▸ WORK INSTRUCTIONS
Go through the entries one line at a time, and gather every line that has the word "JSON".

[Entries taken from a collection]
● ● ● ● ● ● ●
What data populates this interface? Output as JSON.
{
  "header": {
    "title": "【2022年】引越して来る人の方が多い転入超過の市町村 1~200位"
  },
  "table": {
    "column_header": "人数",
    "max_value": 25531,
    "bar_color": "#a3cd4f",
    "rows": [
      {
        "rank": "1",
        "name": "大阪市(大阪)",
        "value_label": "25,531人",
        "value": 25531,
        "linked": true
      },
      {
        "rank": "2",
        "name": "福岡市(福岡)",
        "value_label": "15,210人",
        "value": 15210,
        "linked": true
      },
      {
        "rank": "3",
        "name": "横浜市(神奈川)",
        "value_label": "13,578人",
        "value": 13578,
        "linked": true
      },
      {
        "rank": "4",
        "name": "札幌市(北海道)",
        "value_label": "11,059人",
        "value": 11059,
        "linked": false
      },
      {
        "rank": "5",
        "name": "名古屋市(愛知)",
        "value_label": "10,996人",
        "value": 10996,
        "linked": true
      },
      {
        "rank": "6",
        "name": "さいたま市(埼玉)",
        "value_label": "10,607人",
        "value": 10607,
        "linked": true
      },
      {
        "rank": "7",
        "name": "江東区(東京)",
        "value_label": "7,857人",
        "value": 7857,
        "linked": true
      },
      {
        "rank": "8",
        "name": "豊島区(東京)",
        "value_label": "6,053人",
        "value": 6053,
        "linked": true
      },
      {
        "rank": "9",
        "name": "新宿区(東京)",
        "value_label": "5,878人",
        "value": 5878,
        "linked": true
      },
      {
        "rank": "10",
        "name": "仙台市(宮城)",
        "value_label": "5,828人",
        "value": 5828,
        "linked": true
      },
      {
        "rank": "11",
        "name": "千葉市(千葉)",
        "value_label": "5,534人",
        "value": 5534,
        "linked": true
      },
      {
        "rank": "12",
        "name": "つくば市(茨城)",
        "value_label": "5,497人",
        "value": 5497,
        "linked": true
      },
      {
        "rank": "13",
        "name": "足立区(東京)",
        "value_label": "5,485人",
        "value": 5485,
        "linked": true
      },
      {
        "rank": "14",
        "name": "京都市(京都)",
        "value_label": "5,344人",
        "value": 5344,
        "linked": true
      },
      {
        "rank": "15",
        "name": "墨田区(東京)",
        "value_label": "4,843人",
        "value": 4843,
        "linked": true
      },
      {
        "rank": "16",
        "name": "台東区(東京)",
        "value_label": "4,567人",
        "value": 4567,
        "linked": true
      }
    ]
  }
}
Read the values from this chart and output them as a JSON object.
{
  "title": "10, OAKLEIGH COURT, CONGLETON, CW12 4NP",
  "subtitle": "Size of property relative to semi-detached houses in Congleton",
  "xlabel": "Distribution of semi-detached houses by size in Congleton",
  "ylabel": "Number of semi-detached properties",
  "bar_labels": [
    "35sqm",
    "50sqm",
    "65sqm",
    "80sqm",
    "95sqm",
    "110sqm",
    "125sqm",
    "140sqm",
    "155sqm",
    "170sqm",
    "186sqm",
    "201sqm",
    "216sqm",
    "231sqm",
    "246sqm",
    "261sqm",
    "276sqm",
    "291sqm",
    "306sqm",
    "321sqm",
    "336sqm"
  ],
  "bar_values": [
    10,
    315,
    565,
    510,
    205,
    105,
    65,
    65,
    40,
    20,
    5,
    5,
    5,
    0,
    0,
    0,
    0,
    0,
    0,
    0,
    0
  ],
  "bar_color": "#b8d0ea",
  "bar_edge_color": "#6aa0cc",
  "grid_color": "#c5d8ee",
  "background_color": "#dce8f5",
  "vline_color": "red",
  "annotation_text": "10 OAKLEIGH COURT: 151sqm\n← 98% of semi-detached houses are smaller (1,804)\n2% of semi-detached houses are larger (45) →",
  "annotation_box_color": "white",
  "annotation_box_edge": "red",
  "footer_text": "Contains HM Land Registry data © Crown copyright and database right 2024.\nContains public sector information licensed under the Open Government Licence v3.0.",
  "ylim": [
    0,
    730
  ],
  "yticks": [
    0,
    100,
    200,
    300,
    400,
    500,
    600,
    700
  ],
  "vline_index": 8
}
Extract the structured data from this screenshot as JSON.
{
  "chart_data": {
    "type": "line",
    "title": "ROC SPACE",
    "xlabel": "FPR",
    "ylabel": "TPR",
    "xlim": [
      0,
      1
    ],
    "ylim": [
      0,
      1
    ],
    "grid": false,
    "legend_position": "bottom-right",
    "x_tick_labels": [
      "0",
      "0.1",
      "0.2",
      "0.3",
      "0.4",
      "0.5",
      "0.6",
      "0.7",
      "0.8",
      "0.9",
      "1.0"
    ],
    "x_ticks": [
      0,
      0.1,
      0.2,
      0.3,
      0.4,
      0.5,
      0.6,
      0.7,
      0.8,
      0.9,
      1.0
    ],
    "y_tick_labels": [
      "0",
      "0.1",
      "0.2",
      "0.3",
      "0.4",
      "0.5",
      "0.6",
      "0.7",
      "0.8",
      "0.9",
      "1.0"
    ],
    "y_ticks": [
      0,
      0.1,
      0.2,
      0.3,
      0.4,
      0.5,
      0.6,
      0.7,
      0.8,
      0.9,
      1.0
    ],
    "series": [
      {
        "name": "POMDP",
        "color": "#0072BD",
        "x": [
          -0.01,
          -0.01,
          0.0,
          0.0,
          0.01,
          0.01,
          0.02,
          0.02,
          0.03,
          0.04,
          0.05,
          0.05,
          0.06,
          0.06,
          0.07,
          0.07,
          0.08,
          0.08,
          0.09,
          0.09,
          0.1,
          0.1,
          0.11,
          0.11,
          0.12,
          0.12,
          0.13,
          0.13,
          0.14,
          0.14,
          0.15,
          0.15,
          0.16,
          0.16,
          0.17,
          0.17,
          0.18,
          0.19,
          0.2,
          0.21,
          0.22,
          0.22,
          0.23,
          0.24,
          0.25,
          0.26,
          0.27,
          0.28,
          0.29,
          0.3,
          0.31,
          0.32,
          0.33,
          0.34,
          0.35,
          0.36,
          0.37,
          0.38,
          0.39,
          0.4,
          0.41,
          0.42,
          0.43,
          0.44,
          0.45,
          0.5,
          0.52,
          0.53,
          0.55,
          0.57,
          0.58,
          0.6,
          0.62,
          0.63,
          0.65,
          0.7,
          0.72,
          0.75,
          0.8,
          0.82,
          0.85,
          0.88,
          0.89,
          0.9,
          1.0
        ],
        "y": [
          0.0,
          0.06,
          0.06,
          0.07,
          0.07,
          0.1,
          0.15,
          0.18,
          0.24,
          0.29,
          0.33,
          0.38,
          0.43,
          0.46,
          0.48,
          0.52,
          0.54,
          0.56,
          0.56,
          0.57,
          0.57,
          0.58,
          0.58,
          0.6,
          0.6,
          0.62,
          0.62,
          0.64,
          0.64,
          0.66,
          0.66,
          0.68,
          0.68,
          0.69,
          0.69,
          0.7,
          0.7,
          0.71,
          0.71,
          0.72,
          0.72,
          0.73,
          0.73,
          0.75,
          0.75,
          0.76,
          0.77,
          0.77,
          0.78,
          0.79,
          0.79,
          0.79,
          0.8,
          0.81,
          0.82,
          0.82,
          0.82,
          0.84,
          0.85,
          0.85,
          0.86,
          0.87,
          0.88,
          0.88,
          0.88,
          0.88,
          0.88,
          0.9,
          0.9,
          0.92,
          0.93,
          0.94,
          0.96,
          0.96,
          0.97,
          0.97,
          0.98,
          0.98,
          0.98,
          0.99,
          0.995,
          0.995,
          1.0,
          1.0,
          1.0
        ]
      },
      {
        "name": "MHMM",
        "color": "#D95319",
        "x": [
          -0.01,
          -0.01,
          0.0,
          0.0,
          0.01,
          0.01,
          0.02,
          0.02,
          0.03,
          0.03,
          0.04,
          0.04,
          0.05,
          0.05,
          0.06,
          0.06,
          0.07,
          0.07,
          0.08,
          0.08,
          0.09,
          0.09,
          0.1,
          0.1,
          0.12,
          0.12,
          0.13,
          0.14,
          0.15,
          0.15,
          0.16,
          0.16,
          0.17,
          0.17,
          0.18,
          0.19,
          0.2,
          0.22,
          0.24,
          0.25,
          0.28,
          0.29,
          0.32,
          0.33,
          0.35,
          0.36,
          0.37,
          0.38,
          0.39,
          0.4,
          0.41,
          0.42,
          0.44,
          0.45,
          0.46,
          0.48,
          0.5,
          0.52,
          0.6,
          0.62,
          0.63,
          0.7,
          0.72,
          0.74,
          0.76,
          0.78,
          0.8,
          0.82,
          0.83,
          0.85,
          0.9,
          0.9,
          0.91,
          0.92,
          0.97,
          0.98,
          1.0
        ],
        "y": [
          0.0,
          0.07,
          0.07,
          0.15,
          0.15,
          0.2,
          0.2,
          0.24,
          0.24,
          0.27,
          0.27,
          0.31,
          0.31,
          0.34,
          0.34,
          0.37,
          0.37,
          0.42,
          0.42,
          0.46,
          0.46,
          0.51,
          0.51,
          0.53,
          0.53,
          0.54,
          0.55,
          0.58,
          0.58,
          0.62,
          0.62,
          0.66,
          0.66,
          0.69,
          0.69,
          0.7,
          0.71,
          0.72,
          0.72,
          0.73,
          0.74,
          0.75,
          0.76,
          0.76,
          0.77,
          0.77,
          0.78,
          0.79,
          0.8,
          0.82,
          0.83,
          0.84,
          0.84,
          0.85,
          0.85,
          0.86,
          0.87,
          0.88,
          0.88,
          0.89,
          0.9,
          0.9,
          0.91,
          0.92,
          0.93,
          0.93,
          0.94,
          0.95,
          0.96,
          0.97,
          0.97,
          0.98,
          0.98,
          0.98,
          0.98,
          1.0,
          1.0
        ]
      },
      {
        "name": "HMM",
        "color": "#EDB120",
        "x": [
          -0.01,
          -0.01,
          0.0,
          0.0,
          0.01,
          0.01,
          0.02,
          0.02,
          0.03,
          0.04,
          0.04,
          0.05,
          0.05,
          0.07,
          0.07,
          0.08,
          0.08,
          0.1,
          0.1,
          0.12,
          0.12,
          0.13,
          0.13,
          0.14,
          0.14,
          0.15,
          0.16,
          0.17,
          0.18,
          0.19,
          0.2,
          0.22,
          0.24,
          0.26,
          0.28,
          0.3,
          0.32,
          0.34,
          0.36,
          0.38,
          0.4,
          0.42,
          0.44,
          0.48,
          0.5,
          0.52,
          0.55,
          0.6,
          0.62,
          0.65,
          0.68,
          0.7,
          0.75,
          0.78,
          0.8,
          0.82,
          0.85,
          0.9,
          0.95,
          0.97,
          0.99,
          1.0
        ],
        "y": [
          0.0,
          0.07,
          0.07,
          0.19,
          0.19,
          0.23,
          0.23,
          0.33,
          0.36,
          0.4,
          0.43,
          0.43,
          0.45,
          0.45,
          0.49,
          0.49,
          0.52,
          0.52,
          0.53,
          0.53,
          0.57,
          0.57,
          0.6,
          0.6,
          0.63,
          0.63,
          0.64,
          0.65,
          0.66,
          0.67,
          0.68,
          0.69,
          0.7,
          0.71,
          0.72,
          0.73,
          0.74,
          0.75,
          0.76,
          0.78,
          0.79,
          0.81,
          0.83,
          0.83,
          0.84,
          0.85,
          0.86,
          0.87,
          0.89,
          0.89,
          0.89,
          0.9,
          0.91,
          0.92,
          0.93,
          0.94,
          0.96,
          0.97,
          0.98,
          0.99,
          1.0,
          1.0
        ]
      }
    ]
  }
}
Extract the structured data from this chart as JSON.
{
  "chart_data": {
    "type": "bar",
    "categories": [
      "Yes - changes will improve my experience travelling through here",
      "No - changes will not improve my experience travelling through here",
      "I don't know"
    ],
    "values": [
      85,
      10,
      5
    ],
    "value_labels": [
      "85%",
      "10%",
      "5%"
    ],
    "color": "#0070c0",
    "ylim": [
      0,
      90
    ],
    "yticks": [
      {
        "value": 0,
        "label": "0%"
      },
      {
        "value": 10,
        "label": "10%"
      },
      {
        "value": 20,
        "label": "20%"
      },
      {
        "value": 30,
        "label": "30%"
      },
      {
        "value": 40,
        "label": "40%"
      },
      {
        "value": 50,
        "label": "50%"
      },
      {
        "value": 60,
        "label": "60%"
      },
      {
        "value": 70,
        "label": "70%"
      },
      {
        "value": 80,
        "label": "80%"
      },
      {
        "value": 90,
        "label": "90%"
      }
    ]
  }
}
● ● ● ● ● ● ●
▸ PROBLEM SOLUTION
What data populates this interface? Output as JSON.
Read the values from this chart and output them as a JSON object.
Extract the structured data from this screenshot as JSON.
Extract the structured data from this chart as JSON.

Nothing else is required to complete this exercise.